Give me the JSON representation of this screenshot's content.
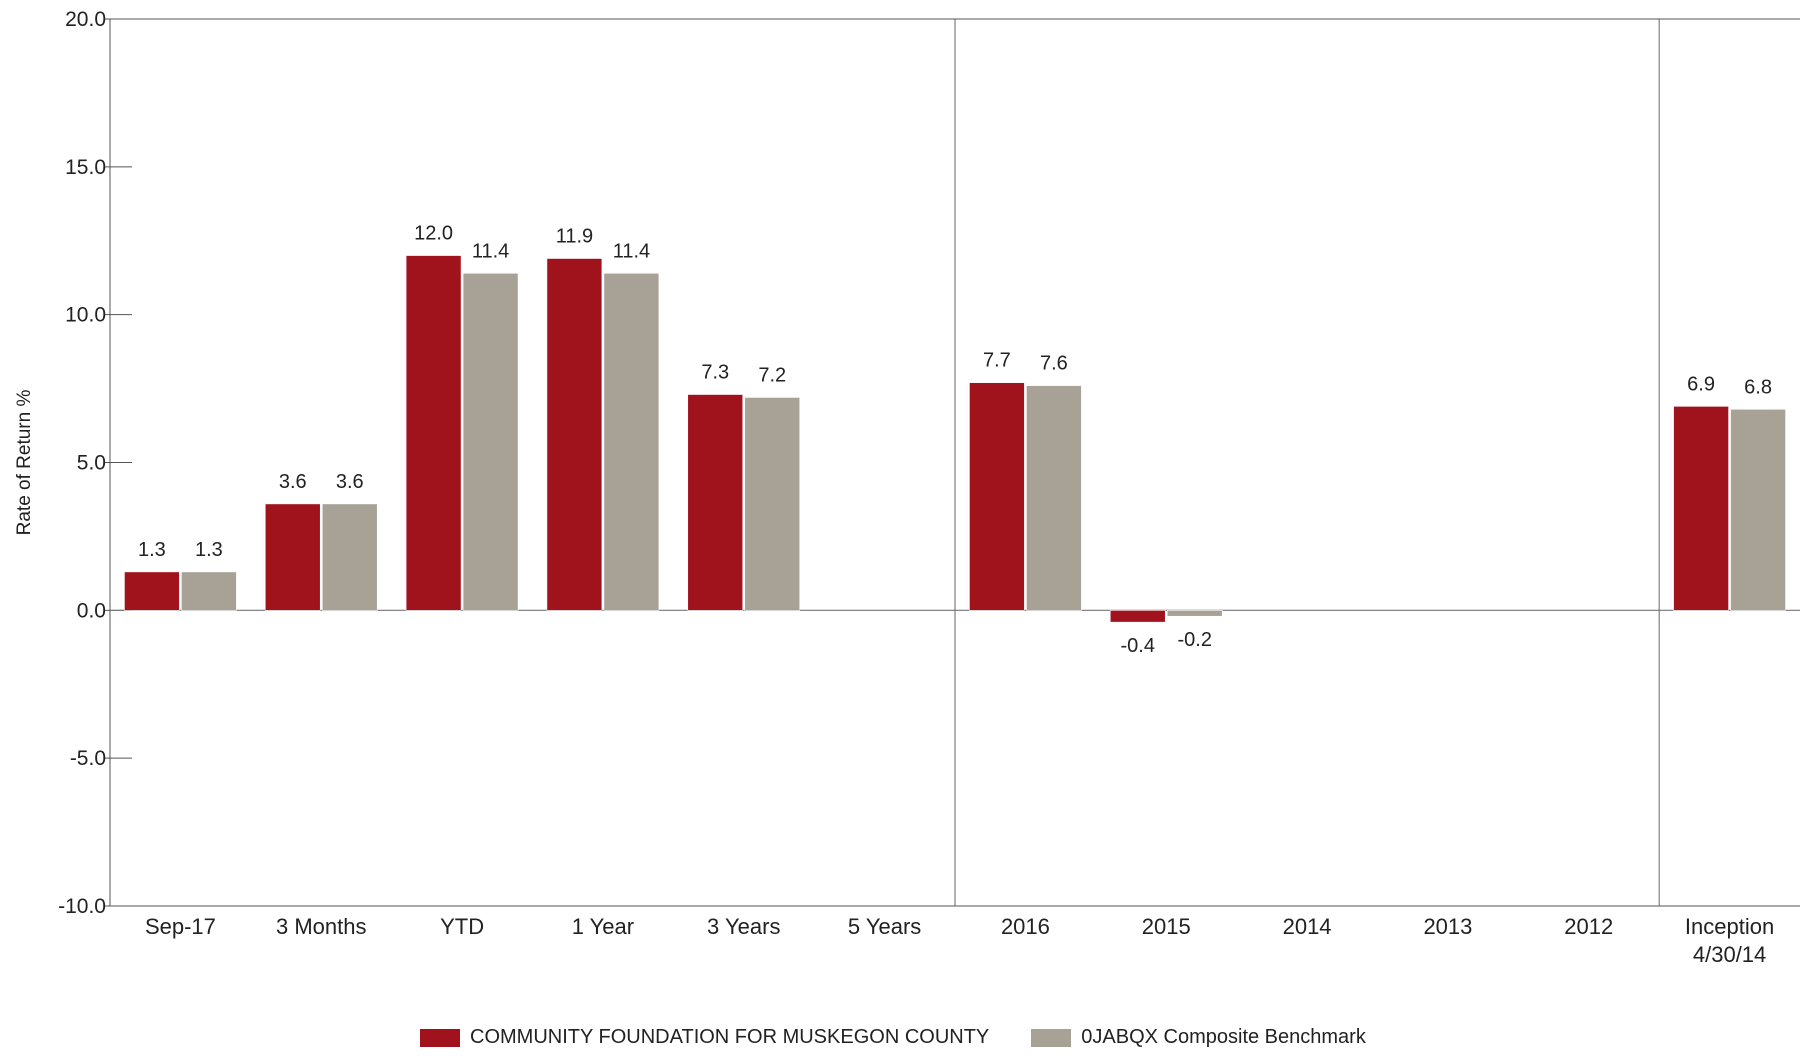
{
  "chart_data": {
    "type": "bar",
    "ylabel": "Rate of Return %",
    "ylim": [
      -10,
      20
    ],
    "yticks": [
      "20.0",
      "15.0",
      "10.0",
      "5.0",
      "0.0",
      "-5.0",
      "-10.0"
    ],
    "categories": [
      "Sep-17",
      "3 Months",
      "YTD",
      "1 Year",
      "3 Years",
      "5 Years",
      "2016",
      "2015",
      "2014",
      "2013",
      "2012",
      "Inception\n4/30/14"
    ],
    "groups_separated_after": [
      "5 Years",
      "2012"
    ],
    "series": [
      {
        "name": "COMMUNITY FOUNDATION FOR MUSKEGON COUNTY",
        "color": "#A0121C",
        "values": [
          1.3,
          3.6,
          12.0,
          11.9,
          7.3,
          null,
          7.7,
          -0.4,
          null,
          null,
          null,
          6.9
        ],
        "labels": [
          "1.3",
          "3.6",
          "12.0",
          "11.9",
          "7.3",
          "",
          "7.7",
          "-0.4",
          "",
          "",
          "",
          "6.9"
        ]
      },
      {
        "name": "0JABQX Composite Benchmark",
        "color": "#A8A196",
        "values": [
          1.3,
          3.6,
          11.4,
          11.4,
          7.2,
          null,
          7.6,
          -0.2,
          null,
          null,
          null,
          6.8
        ],
        "labels": [
          "1.3",
          "3.6",
          "11.4",
          "11.4",
          "7.2",
          "",
          "7.6",
          "-0.2",
          "",
          "",
          "",
          "6.8"
        ]
      }
    ],
    "grid": false,
    "legend_position": "bottom"
  }
}
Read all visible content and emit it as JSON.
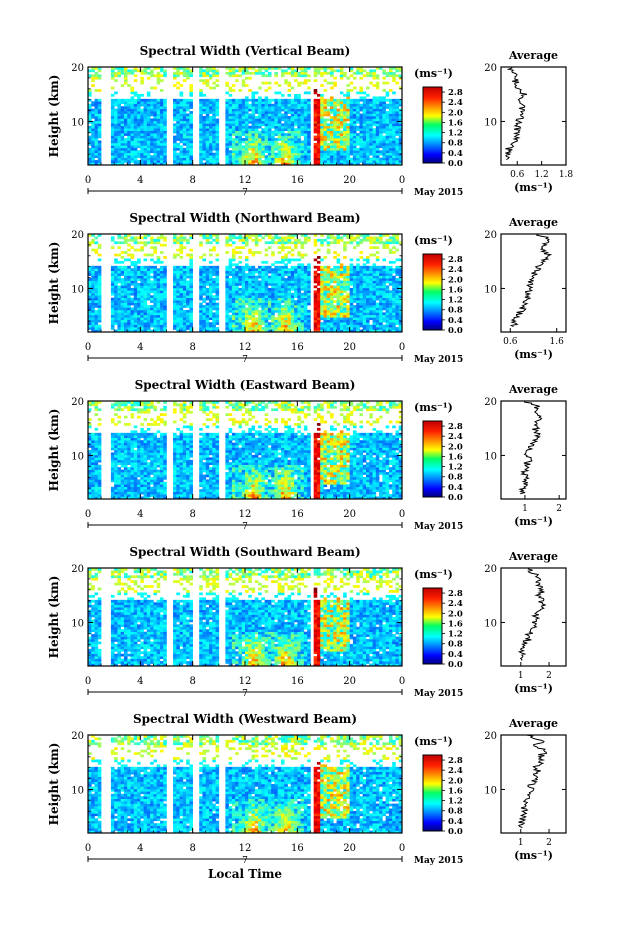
{
  "figure": {
    "xlabel": "Local Time",
    "date_label": "May 2015",
    "day_label": "7",
    "unit_label": "(ms⁻¹)",
    "avg_title": "Average",
    "avg_xlabel": "(ms⁻¹)"
  },
  "chart_data": [
    {
      "type": "heatmap",
      "title": "Spectral Width (Vertical Beam)",
      "ylabel": "Height (km)",
      "xlabel": "",
      "x_ticks": [
        "0",
        "4",
        "8",
        "12",
        "16",
        "20",
        "0"
      ],
      "xlim": [
        0,
        24
      ],
      "y_ticks": [
        "20",
        "10"
      ],
      "ylim": [
        2,
        20
      ],
      "colorbar": {
        "label": "(ms⁻¹)",
        "ticks": [
          "0.0",
          "0.4",
          "0.8",
          "1.2",
          "1.6",
          "2.0",
          "2.4",
          "2.8"
        ],
        "range": [
          0,
          3.0
        ]
      },
      "data_gaps_hours": [
        [
          1.0,
          1.8
        ],
        [
          6.0,
          6.5
        ],
        [
          8.0,
          8.4
        ],
        [
          10.1,
          10.5
        ],
        [
          17.1,
          17.3
        ]
      ],
      "average_profile": {
        "xlim": [
          0.2,
          1.8
        ],
        "x_ticks": [
          "0.6",
          "1.2",
          "1.8"
        ],
        "y_ticks": [
          "20",
          "10"
        ],
        "heights_km": [
          3,
          4,
          5,
          6,
          7,
          8,
          9,
          10,
          11,
          12,
          13,
          14,
          15,
          16,
          17,
          18,
          19,
          20
        ],
        "values": [
          0.35,
          0.35,
          0.4,
          0.5,
          0.55,
          0.6,
          0.62,
          0.65,
          0.7,
          0.75,
          0.7,
          0.65,
          0.75,
          0.6,
          0.55,
          0.6,
          0.5,
          0.45
        ]
      }
    },
    {
      "type": "heatmap",
      "title": "Spectral Width (Northward Beam)",
      "ylabel": "Height (km)",
      "xlabel": "",
      "x_ticks": [
        "0",
        "4",
        "8",
        "12",
        "16",
        "20",
        "0"
      ],
      "xlim": [
        0,
        24
      ],
      "y_ticks": [
        "20",
        "10"
      ],
      "ylim": [
        2,
        20
      ],
      "colorbar": {
        "label": "(ms⁻¹)",
        "ticks": [
          "0.0",
          "0.4",
          "0.8",
          "1.2",
          "1.6",
          "2.0",
          "2.4",
          "2.8"
        ],
        "range": [
          0,
          3.0
        ]
      },
      "data_gaps_hours": [
        [
          1.0,
          1.8
        ],
        [
          6.0,
          6.5
        ],
        [
          8.0,
          8.4
        ],
        [
          10.1,
          10.5
        ],
        [
          17.1,
          17.3
        ]
      ],
      "average_profile": {
        "xlim": [
          0.4,
          1.8
        ],
        "x_ticks": [
          "0.6",
          "1.6"
        ],
        "y_ticks": [
          "20",
          "10"
        ],
        "heights_km": [
          3,
          4,
          5,
          6,
          7,
          8,
          9,
          10,
          11,
          12,
          13,
          14,
          15,
          16,
          17,
          18,
          19,
          20
        ],
        "values": [
          0.65,
          0.7,
          0.75,
          0.85,
          0.9,
          0.95,
          1.0,
          1.0,
          1.05,
          1.1,
          1.15,
          1.2,
          1.3,
          1.4,
          1.35,
          1.3,
          1.45,
          1.2
        ]
      }
    },
    {
      "type": "heatmap",
      "title": "Spectral Width (Eastward Beam)",
      "ylabel": "Height (km)",
      "xlabel": "",
      "x_ticks": [
        "0",
        "4",
        "8",
        "12",
        "16",
        "20",
        "0"
      ],
      "xlim": [
        0,
        24
      ],
      "y_ticks": [
        "20",
        "10"
      ],
      "ylim": [
        2,
        20
      ],
      "colorbar": {
        "label": "(ms⁻¹)",
        "ticks": [
          "0.0",
          "0.4",
          "0.8",
          "1.2",
          "1.6",
          "2.0",
          "2.4",
          "2.8"
        ],
        "range": [
          0,
          3.0
        ]
      },
      "data_gaps_hours": [
        [
          1.0,
          1.8
        ],
        [
          6.0,
          6.5
        ],
        [
          8.0,
          8.4
        ],
        [
          10.1,
          10.5
        ],
        [
          17.1,
          17.3
        ]
      ],
      "average_profile": {
        "xlim": [
          0.3,
          2.2
        ],
        "x_ticks": [
          "1",
          "2"
        ],
        "y_ticks": [
          "20",
          "10"
        ],
        "heights_km": [
          3,
          4,
          5,
          6,
          7,
          8,
          9,
          10,
          11,
          12,
          13,
          14,
          15,
          16,
          17,
          18,
          19,
          20
        ],
        "values": [
          0.9,
          0.95,
          1.0,
          1.05,
          1.0,
          1.05,
          1.1,
          1.05,
          1.15,
          1.2,
          1.3,
          1.4,
          1.3,
          1.35,
          1.5,
          1.25,
          1.4,
          1.0
        ]
      }
    },
    {
      "type": "heatmap",
      "title": "Spectral Width (Southward Beam)",
      "ylabel": "Height (km)",
      "xlabel": "",
      "x_ticks": [
        "0",
        "4",
        "8",
        "12",
        "16",
        "20",
        "0"
      ],
      "xlim": [
        0,
        24
      ],
      "y_ticks": [
        "20",
        "10"
      ],
      "ylim": [
        2,
        20
      ],
      "colorbar": {
        "label": "(ms⁻¹)",
        "ticks": [
          "0.0",
          "0.4",
          "0.8",
          "1.2",
          "1.6",
          "2.0",
          "2.4",
          "2.8"
        ],
        "range": [
          0,
          3.0
        ]
      },
      "data_gaps_hours": [
        [
          1.0,
          1.8
        ],
        [
          6.0,
          6.5
        ],
        [
          8.0,
          8.4
        ],
        [
          10.1,
          10.5
        ],
        [
          17.1,
          17.3
        ]
      ],
      "average_profile": {
        "xlim": [
          0.3,
          2.6
        ],
        "x_ticks": [
          "1",
          "2"
        ],
        "y_ticks": [
          "20",
          "10"
        ],
        "heights_km": [
          3,
          4,
          5,
          6,
          7,
          8,
          9,
          10,
          11,
          12,
          13,
          14,
          15,
          16,
          17,
          18,
          19,
          20
        ],
        "values": [
          1.0,
          1.05,
          1.1,
          1.2,
          1.25,
          1.3,
          1.4,
          1.45,
          1.55,
          1.6,
          1.75,
          1.7,
          1.65,
          1.8,
          1.6,
          1.7,
          1.45,
          1.3
        ]
      }
    },
    {
      "type": "heatmap",
      "title": "Spectral Width (Westward Beam)",
      "ylabel": "Height (km)",
      "xlabel": "Local Time",
      "x_ticks": [
        "0",
        "4",
        "8",
        "12",
        "16",
        "20",
        "0"
      ],
      "xlim": [
        0,
        24
      ],
      "y_ticks": [
        "20",
        "10"
      ],
      "ylim": [
        2,
        20
      ],
      "colorbar": {
        "label": "(ms⁻¹)",
        "ticks": [
          "0.0",
          "0.4",
          "0.8",
          "1.2",
          "1.6",
          "2.0",
          "2.4",
          "2.8"
        ],
        "range": [
          0,
          3.0
        ]
      },
      "data_gaps_hours": [
        [
          1.0,
          1.8
        ],
        [
          6.0,
          6.5
        ],
        [
          8.0,
          8.4
        ],
        [
          10.1,
          10.5
        ],
        [
          17.1,
          17.3
        ]
      ],
      "average_profile": {
        "xlim": [
          0.3,
          2.6
        ],
        "x_ticks": [
          "1",
          "2"
        ],
        "y_ticks": [
          "20",
          "10"
        ],
        "heights_km": [
          3,
          4,
          5,
          6,
          7,
          8,
          9,
          10,
          11,
          12,
          13,
          14,
          15,
          16,
          17,
          18,
          19,
          20
        ],
        "values": [
          1.0,
          1.05,
          1.05,
          1.1,
          1.15,
          1.2,
          1.3,
          1.35,
          1.4,
          1.5,
          1.6,
          1.55,
          1.7,
          1.65,
          1.9,
          1.5,
          1.8,
          1.2
        ]
      }
    }
  ]
}
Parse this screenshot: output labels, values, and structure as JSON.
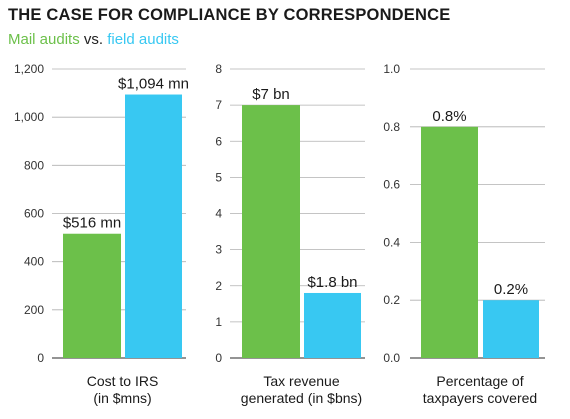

+ + +

Every line in the data above that contains "Time" needs to be copied.

TASK ANSWER
    "xlabel": "Local Time",
      "xlabel": "Local Time",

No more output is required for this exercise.